Below are some records: retype them all exactly, but not the pictures.

═════ Record set ═════

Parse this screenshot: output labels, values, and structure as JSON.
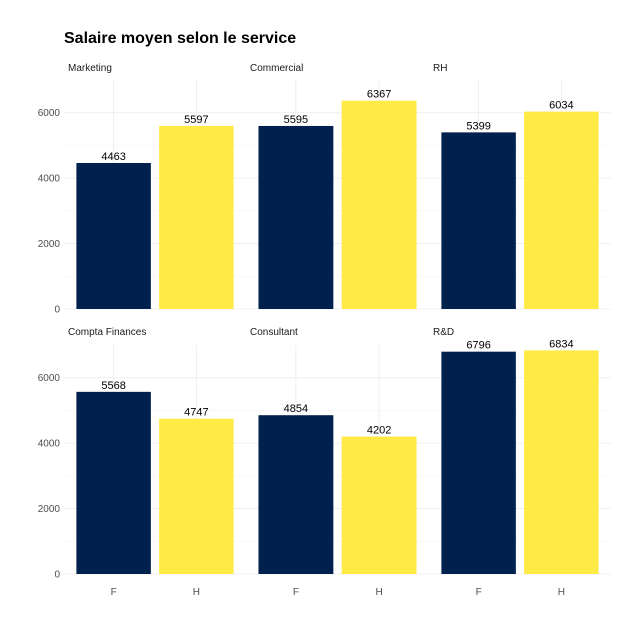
{
  "chart_data": {
    "type": "bar",
    "title": "Salaire moyen selon le service",
    "xlabel": "",
    "ylabel": "",
    "categories": [
      "F",
      "H"
    ],
    "colors": {
      "F": "#00204D",
      "H": "#FFEA46"
    },
    "ylim": [
      0,
      7000
    ],
    "yticks": [
      0,
      2000,
      4000,
      6000
    ],
    "grid": true,
    "legend": "none",
    "panels": [
      {
        "name": "Marketing",
        "values": [
          4463,
          5597
        ]
      },
      {
        "name": "Commercial",
        "values": [
          5595,
          6367
        ]
      },
      {
        "name": "RH",
        "values": [
          5399,
          6034
        ]
      },
      {
        "name": "Compta Finances",
        "values": [
          5568,
          4747
        ]
      },
      {
        "name": "Consultant",
        "values": [
          4854,
          4202
        ]
      },
      {
        "name": "R&D",
        "values": [
          6796,
          6834
        ]
      }
    ]
  }
}
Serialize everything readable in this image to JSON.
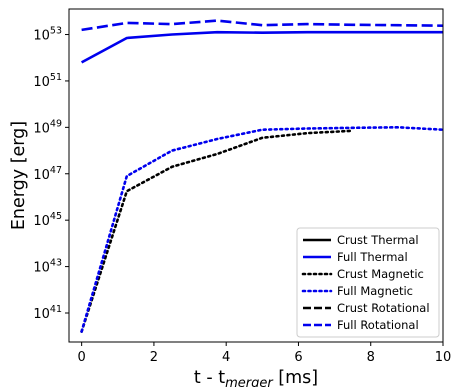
{
  "chart_data": {
    "type": "line",
    "title": "",
    "xlabel": "t - t",
    "xlabel_sub": "merger",
    "xlabel_unit": " [ms]",
    "ylabel": "Energy [erg]",
    "xlim": [
      -0.35,
      10
    ],
    "xticks": [
      0,
      2,
      4,
      6,
      8,
      10
    ],
    "y_log_scale": true,
    "ylim_exp": [
      39.75,
      54.1
    ],
    "yticks_exp": [
      41,
      43,
      45,
      47,
      49,
      51,
      53
    ],
    "ytick_base": "10",
    "grid": false,
    "legend_position": "lower-right",
    "series": [
      {
        "name": "Crust Thermal",
        "color": "#000000",
        "style": "solid",
        "x": [],
        "log10_y": []
      },
      {
        "name": "Full Thermal",
        "color": "#0000ee",
        "style": "solid",
        "x": [
          0,
          1.25,
          2.5,
          3.75,
          5,
          6.25,
          7.5,
          8.75,
          10
        ],
        "log10_y": [
          51.8,
          52.85,
          53.0,
          53.1,
          53.08,
          53.1,
          53.1,
          53.1,
          53.1
        ]
      },
      {
        "name": "Crust Magnetic",
        "color": "#000000",
        "style": "dotted",
        "x": [
          0,
          1.25,
          2.5,
          3.75,
          5,
          6.25,
          7.5
        ],
        "log10_y": [
          40.2,
          46.25,
          47.3,
          47.85,
          48.55,
          48.75,
          48.85
        ]
      },
      {
        "name": "Full Magnetic",
        "color": "#0000ee",
        "style": "dotted",
        "x": [
          0,
          1.25,
          2.5,
          3.75,
          5,
          6.25,
          7.5,
          8.75,
          10
        ],
        "log10_y": [
          40.2,
          46.9,
          48.0,
          48.5,
          48.9,
          48.95,
          48.98,
          49.0,
          48.9
        ]
      },
      {
        "name": "Crust Rotational",
        "color": "#000000",
        "style": "dashed",
        "x": [],
        "log10_y": []
      },
      {
        "name": "Full Rotational",
        "color": "#0000ee",
        "style": "dashed",
        "x": [
          0,
          1.25,
          2.5,
          3.75,
          5,
          6.25,
          7.5,
          8.75,
          10
        ],
        "log10_y": [
          53.2,
          53.5,
          53.45,
          53.6,
          53.4,
          53.45,
          53.42,
          53.4,
          53.38
        ]
      }
    ]
  }
}
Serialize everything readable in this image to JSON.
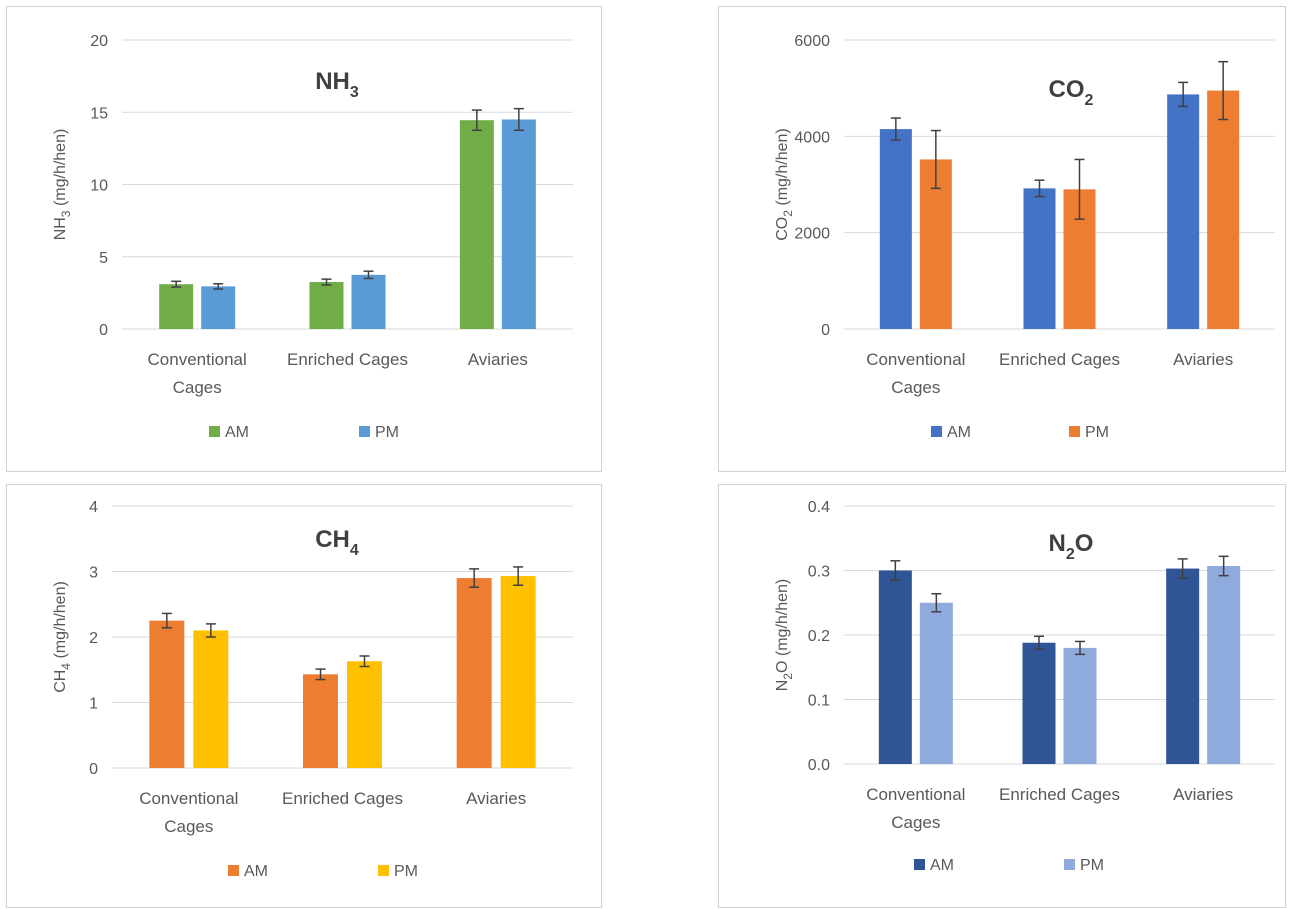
{
  "chart_data": [
    {
      "type": "bar",
      "title": "NH3",
      "title_main": "NH",
      "title_sub": "3",
      "ylabel_pre": "NH",
      "ylabel_sub": "3",
      "ylabel_post": " (mg/h/hen)",
      "categories": [
        [
          "Conventional",
          "Cages"
        ],
        [
          "Enriched Cages"
        ],
        [
          "Aviaries"
        ]
      ],
      "ylim": [
        0,
        20
      ],
      "yticks": [
        "0",
        "5",
        "10",
        "15",
        "20"
      ],
      "series": [
        {
          "name": "AM",
          "color": "#70ad47",
          "values": [
            3.1,
            3.25,
            14.45
          ],
          "errors": [
            0.2,
            0.2,
            0.7
          ]
        },
        {
          "name": "PM",
          "color": "#5b9bd5",
          "values": [
            2.95,
            3.75,
            14.5
          ],
          "errors": [
            0.18,
            0.25,
            0.75
          ]
        }
      ],
      "grid": true,
      "legend": "bottom"
    },
    {
      "type": "bar",
      "title": "CO2",
      "title_main": "CO",
      "title_sub": "2",
      "ylabel_pre": "CO",
      "ylabel_sub": "2",
      "ylabel_post": " (mg/h/hen)",
      "categories": [
        [
          "Conventional",
          "Cages"
        ],
        [
          "Enriched Cages"
        ],
        [
          "Aviaries"
        ]
      ],
      "ylim": [
        0,
        6000
      ],
      "yticks": [
        "0",
        "2000",
        "4000",
        "6000"
      ],
      "series": [
        {
          "name": "AM",
          "color": "#4472c4",
          "values": [
            4150,
            2920,
            4870
          ],
          "errors": [
            230,
            170,
            250
          ]
        },
        {
          "name": "PM",
          "color": "#ed7d31",
          "values": [
            3520,
            2900,
            4950
          ],
          "errors": [
            600,
            620,
            600
          ]
        }
      ],
      "grid": true,
      "legend": "bottom"
    },
    {
      "type": "bar",
      "title": "CH4",
      "title_main": "CH",
      "title_sub": "4",
      "ylabel_pre": "CH",
      "ylabel_sub": "4",
      "ylabel_post": " (mg/h/hen)",
      "categories": [
        [
          "Conventional",
          "Cages"
        ],
        [
          "Enriched Cages"
        ],
        [
          "Aviaries"
        ]
      ],
      "ylim": [
        0,
        4
      ],
      "yticks": [
        "0",
        "1",
        "2",
        "3",
        "4"
      ],
      "series": [
        {
          "name": "AM",
          "color": "#ed7d31",
          "values": [
            2.25,
            1.43,
            2.9
          ],
          "errors": [
            0.11,
            0.08,
            0.14
          ]
        },
        {
          "name": "PM",
          "color": "#ffc000",
          "values": [
            2.1,
            1.63,
            2.93
          ],
          "errors": [
            0.1,
            0.08,
            0.14
          ]
        }
      ],
      "grid": true,
      "legend": "bottom"
    },
    {
      "type": "bar",
      "title": "N2O",
      "title_main": "N",
      "title_sub": "2",
      "title_post": "O",
      "ylabel_pre": "N",
      "ylabel_sub": "2",
      "ylabel_post": "O (mg/h/hen)",
      "categories": [
        [
          "Conventional",
          "Cages"
        ],
        [
          "Enriched Cages"
        ],
        [
          "Aviaries"
        ]
      ],
      "ylim": [
        0,
        0.4
      ],
      "yticks": [
        "0.0",
        "0.1",
        "0.2",
        "0.3",
        "0.4"
      ],
      "series": [
        {
          "name": "AM",
          "color": "#2f5597",
          "values": [
            0.3,
            0.188,
            0.303
          ],
          "errors": [
            0.015,
            0.01,
            0.015
          ]
        },
        {
          "name": "PM",
          "color": "#8faadc",
          "values": [
            0.25,
            0.18,
            0.307
          ],
          "errors": [
            0.014,
            0.01,
            0.015
          ]
        }
      ],
      "grid": true,
      "legend": "bottom"
    }
  ]
}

═════

Final result
Parse this screenshot: output labels, values, and structure as JSON.
{
  "chart_data": {
    "type": "bar",
    "title": "Salaire moyen selon le service",
    "xlabel": "",
    "ylabel": "",
    "categories": [
      "F",
      "H"
    ],
    "colors": {
      "F": "#00204D",
      "H": "#FFEA46"
    },
    "ylim": [
      0,
      7000
    ],
    "yticks": [
      0,
      2000,
      4000,
      6000
    ],
    "grid": true,
    "legend": "none",
    "panels": [
      {
        "name": "Marketing",
        "values": [
          4463,
          5597
        ]
      },
      {
        "name": "Commercial",
        "values": [
          5595,
          6367
        ]
      },
      {
        "name": "RH",
        "values": [
          5399,
          6034
        ]
      },
      {
        "name": "Compta Finances",
        "values": [
          5568,
          4747
        ]
      },
      {
        "name": "Consultant",
        "values": [
          4854,
          4202
        ]
      },
      {
        "name": "R&D",
        "values": [
          6796,
          6834
        ]
      }
    ]
  }
}
Serialize everything readable in this image to JSON.
{
  "chart_data": {
    "type": "line",
    "title": "",
    "xlabel": "t - t",
    "xlabel_sub": "merger",
    "xlabel_unit": " [ms]",
    "ylabel": "Energy [erg]",
    "xlim": [
      -0.35,
      10
    ],
    "xticks": [
      0,
      2,
      4,
      6,
      8,
      10
    ],
    "y_log_scale": true,
    "ylim_exp": [
      39.75,
      54.1
    ],
    "yticks_exp": [
      41,
      43,
      45,
      47,
      49,
      51,
      53
    ],
    "ytick_base": "10",
    "grid": false,
    "legend_position": "lower-right",
    "series": [
      {
        "name": "Crust Thermal",
        "color": "#000000",
        "style": "solid",
        "x": [],
        "log10_y": []
      },
      {
        "name": "Full Thermal",
        "color": "#0000ee",
        "style": "solid",
        "x": [
          0,
          1.25,
          2.5,
          3.75,
          5,
          6.25,
          7.5,
          8.75,
          10
        ],
        "log10_y": [
          51.8,
          52.85,
          53.0,
          53.1,
          53.08,
          53.1,
          53.1,
          53.1,
          53.1
        ]
      },
      {
        "name": "Crust Magnetic",
        "color": "#000000",
        "style": "dotted",
        "x": [
          0,
          1.25,
          2.5,
          3.75,
          5,
          6.25,
          7.5
        ],
        "log10_y": [
          40.2,
          46.25,
          47.3,
          47.85,
          48.55,
          48.75,
          48.85
        ]
      },
      {
        "name": "Full Magnetic",
        "color": "#0000ee",
        "style": "dotted",
        "x": [
          0,
          1.25,
          2.5,
          3.75,
          5,
          6.25,
          7.5,
          8.75,
          10
        ],
        "log10_y": [
          40.2,
          46.9,
          48.0,
          48.5,
          48.9,
          48.95,
          48.98,
          49.0,
          48.9
        ]
      },
      {
        "name": "Crust Rotational",
        "color": "#000000",
        "style": "dashed",
        "x": [],
        "log10_y": []
      },
      {
        "name": "Full Rotational",
        "color": "#0000ee",
        "style": "dashed",
        "x": [
          0,
          1.25,
          2.5,
          3.75,
          5,
          6.25,
          7.5,
          8.75,
          10
        ],
        "log10_y": [
          53.2,
          53.5,
          53.45,
          53.6,
          53.4,
          53.45,
          53.42,
          53.4,
          53.38
        ]
      }
    ]
  }
}
Serialize everything readable in this image to JSON.
{
  "chart_data": [
    {
      "type": "bar",
      "title": "NH3",
      "title_main": "NH",
      "title_sub": "3",
      "ylabel_pre": "NH",
      "ylabel_sub": "3",
      "ylabel_post": " (mg/h/hen)",
      "categories": [
        [
          "Conventional",
          "Cages"
        ],
        [
          "Enriched Cages"
        ],
        [
          "Aviaries"
        ]
      ],
      "ylim": [
        0,
        20
      ],
      "yticks": [
        "0",
        "5",
        "10",
        "15",
        "20"
      ],
      "series": [
        {
          "name": "AM",
          "color": "#70ad47",
          "values": [
            3.1,
            3.25,
            14.45
          ],
          "errors": [
            0.2,
            0.2,
            0.7
          ]
        },
        {
          "name": "PM",
          "color": "#5b9bd5",
          "values": [
            2.95,
            3.75,
            14.5
          ],
          "errors": [
            0.18,
            0.25,
            0.75
          ]
        }
      ],
      "grid": true,
      "legend": "bottom"
    },
    {
      "type": "bar",
      "title": "CO2",
      "title_main": "CO",
      "title_sub": "2",
      "ylabel_pre": "CO",
      "ylabel_sub": "2",
      "ylabel_post": " (mg/h/hen)",
      "categories": [
        [
          "Conventional",
          "Cages"
        ],
        [
          "Enriched Cages"
        ],
        [
          "Aviaries"
        ]
      ],
      "ylim": [
        0,
        6000
      ],
      "yticks": [
        "0",
        "2000",
        "4000",
        "6000"
      ],
      "series": [
        {
          "name": "AM",
          "color": "#4472c4",
          "values": [
            4150,
            2920,
            4870
          ],
          "errors": [
            230,
            170,
            250
          ]
        },
        {
          "name": "PM",
          "color": "#ed7d31",
          "values": [
            3520,
            2900,
            4950
          ],
          "errors": [
            600,
            620,
            600
          ]
        }
      ],
      "grid": true,
      "legend": "bottom"
    },
    {
      "type": "bar",
      "title": "CH4",
      "title_main": "CH",
      "title_sub": "4",
      "ylabel_pre": "CH",
      "ylabel_sub": "4",
      "ylabel_post": " (mg/h/hen)",
      "categories": [
        [
          "Conventional",
          "Cages"
        ],
        [
          "Enriched Cages"
        ],
        [
          "Aviaries"
        ]
      ],
      "ylim": [
        0,
        4
      ],
      "yticks": [
        "0",
        "1",
        "2",
        "3",
        "4"
      ],
      "series": [
        {
          "name": "AM",
          "color": "#ed7d31",
          "values": [
            2.25,
            1.43,
            2.9
          ],
          "errors": [
            0.11,
            0.08,
            0.14
          ]
        },
        {
          "name": "PM",
          "color": "#ffc000",
          "values": [
            2.1,
            1.63,
            2.93
          ],
          "errors": [
            0.1,
            0.08,
            0.14
          ]
        }
      ],
      "grid": true,
      "legend": "bottom"
    },
    {
      "type": "bar",
      "title": "N2O",
      "title_main": "N",
      "title_sub": "2",
      "title_post": "O",
      "ylabel_pre": "N",
      "ylabel_sub": "2",
      "ylabel_post": "O (mg/h/hen)",
      "categories": [
        [
          "Conventional",
          "Cages"
        ],
        [
          "Enriched Cages"
        ],
        [
          "Aviaries"
        ]
      ],
      "ylim": [
        0,
        0.4
      ],
      "yticks": [
        "0.0",
        "0.1",
        "0.2",
        "0.3",
        "0.4"
      ],
      "series": [
        {
          "name": "AM",
          "color": "#2f5597",
          "values": [
            0.3,
            0.188,
            0.303
          ],
          "errors": [
            0.015,
            0.01,
            0.015
          ]
        },
        {
          "name": "PM",
          "color": "#8faadc",
          "values": [
            0.25,
            0.18,
            0.307
          ],
          "errors": [
            0.014,
            0.01,
            0.015
          ]
        }
      ],
      "grid": true,
      "legend": "bottom"
    }
  ]
}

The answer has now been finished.